■ Input material
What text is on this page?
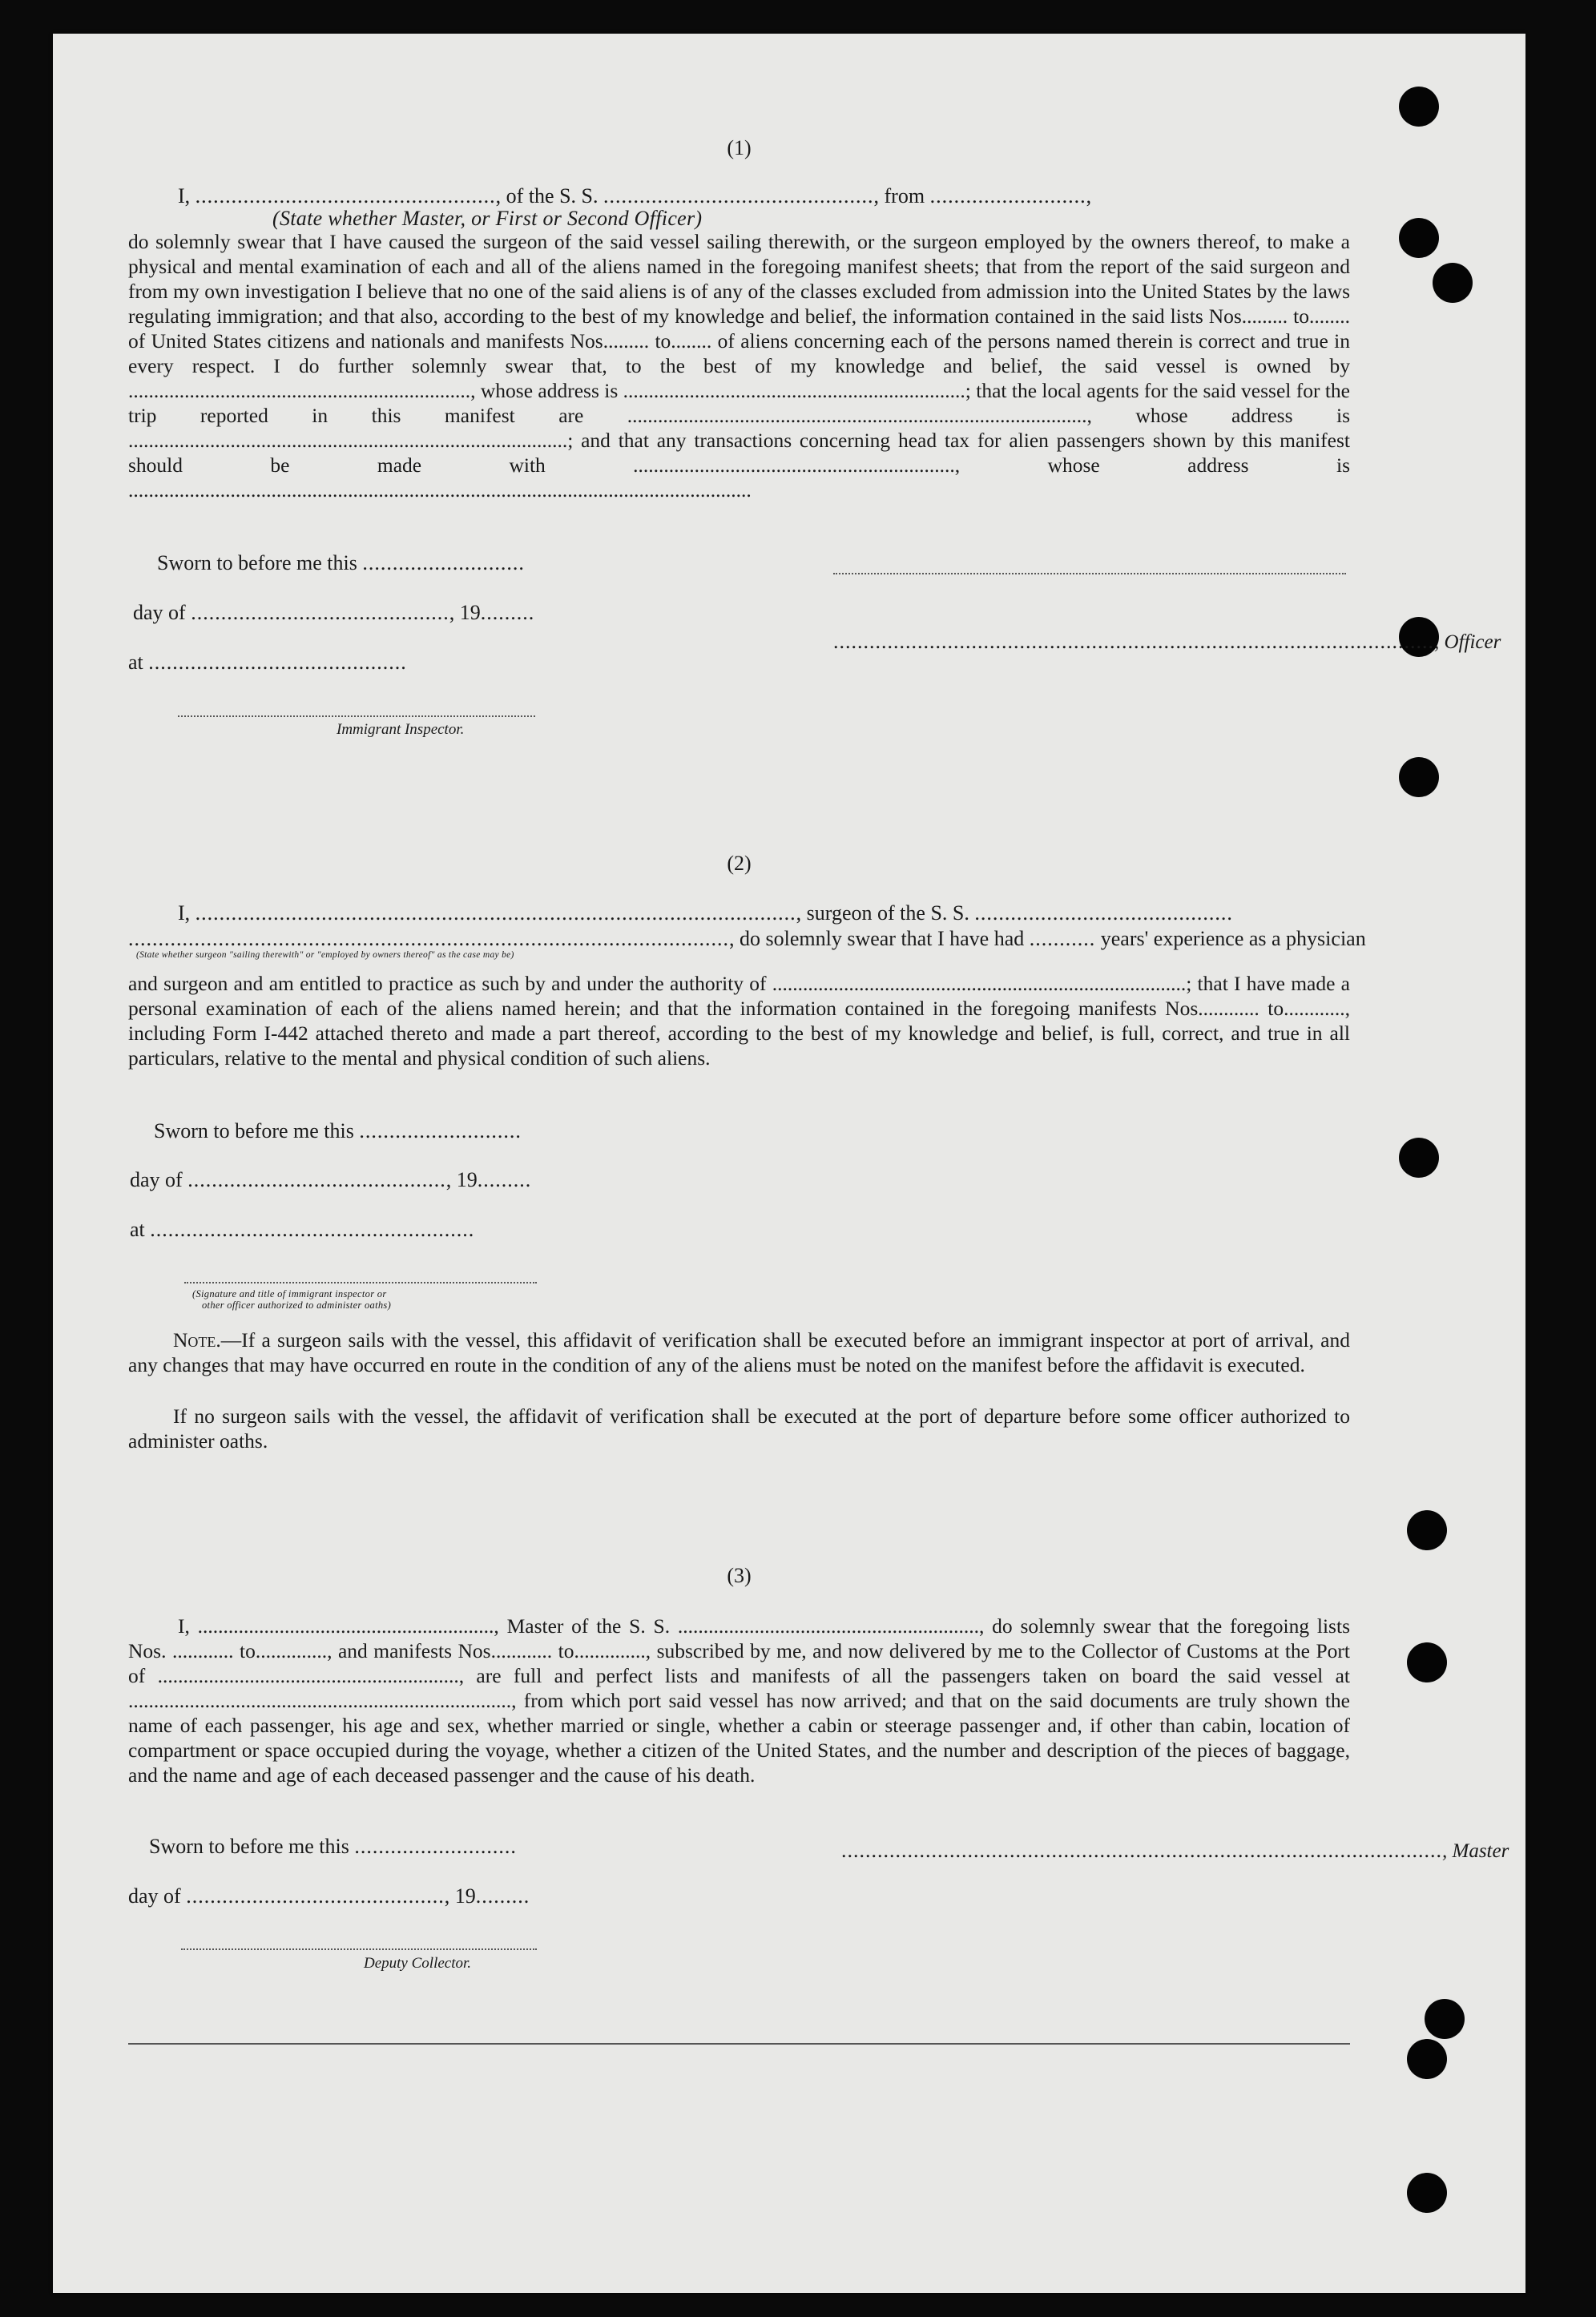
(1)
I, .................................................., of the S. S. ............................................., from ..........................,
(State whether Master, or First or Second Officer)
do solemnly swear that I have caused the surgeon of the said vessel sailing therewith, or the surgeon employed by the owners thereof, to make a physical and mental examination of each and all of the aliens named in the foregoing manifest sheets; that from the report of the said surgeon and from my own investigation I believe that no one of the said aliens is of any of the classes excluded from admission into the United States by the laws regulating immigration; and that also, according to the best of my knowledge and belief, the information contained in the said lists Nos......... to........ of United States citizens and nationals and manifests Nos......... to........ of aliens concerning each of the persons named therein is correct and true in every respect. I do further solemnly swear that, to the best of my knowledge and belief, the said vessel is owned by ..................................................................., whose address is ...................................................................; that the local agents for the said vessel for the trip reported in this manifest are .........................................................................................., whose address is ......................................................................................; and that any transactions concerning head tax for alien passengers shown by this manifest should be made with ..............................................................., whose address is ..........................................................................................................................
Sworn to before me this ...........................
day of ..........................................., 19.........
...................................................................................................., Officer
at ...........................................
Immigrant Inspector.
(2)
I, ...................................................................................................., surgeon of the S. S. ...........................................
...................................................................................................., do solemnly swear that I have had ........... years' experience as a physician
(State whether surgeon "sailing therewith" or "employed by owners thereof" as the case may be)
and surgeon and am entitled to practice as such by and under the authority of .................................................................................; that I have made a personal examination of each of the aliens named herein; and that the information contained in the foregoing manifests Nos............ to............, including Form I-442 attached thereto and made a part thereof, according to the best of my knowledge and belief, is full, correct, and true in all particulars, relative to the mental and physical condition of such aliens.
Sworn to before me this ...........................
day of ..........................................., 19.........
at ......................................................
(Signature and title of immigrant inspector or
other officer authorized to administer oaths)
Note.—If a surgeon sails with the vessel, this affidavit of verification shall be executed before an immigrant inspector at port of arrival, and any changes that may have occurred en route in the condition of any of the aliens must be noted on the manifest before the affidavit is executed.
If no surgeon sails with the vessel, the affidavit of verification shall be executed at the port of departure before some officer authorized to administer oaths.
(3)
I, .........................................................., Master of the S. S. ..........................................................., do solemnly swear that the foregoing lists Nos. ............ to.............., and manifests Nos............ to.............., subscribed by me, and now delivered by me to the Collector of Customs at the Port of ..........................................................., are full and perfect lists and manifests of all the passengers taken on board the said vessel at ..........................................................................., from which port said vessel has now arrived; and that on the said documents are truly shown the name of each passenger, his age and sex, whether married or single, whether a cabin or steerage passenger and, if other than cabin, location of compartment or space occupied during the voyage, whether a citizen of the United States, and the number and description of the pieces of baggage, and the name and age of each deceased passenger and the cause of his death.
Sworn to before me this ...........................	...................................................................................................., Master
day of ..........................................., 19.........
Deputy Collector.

--

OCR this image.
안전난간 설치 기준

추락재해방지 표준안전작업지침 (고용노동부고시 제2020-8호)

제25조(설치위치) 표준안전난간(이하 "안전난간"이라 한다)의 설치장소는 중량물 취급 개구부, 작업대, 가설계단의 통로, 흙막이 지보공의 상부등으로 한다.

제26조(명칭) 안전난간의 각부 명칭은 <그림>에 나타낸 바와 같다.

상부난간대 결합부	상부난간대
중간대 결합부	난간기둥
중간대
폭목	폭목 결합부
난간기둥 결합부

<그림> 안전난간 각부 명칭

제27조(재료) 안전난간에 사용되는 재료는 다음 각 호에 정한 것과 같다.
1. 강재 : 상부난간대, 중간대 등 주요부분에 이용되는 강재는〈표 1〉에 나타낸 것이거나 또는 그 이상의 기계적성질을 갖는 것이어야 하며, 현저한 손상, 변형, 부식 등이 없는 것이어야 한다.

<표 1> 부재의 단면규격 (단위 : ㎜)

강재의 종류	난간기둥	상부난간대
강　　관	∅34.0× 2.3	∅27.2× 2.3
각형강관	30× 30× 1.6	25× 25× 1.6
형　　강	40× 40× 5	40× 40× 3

■ Exercise task
Pull out all lines from the entries above that include the word "verification".

■ Problem solution
Note.—If a surgeon sails with the vessel, this affidavit of verification shall be executed before an immigrant inspector at port of arrival, and any changes that may have occurred en route in the condition of any of the aliens must be noted on the manifest before the affidavit is executed.
If no surgeon sails with the vessel, the affidavit of verification shall be executed at the port of departure before some officer authorized to administer oaths.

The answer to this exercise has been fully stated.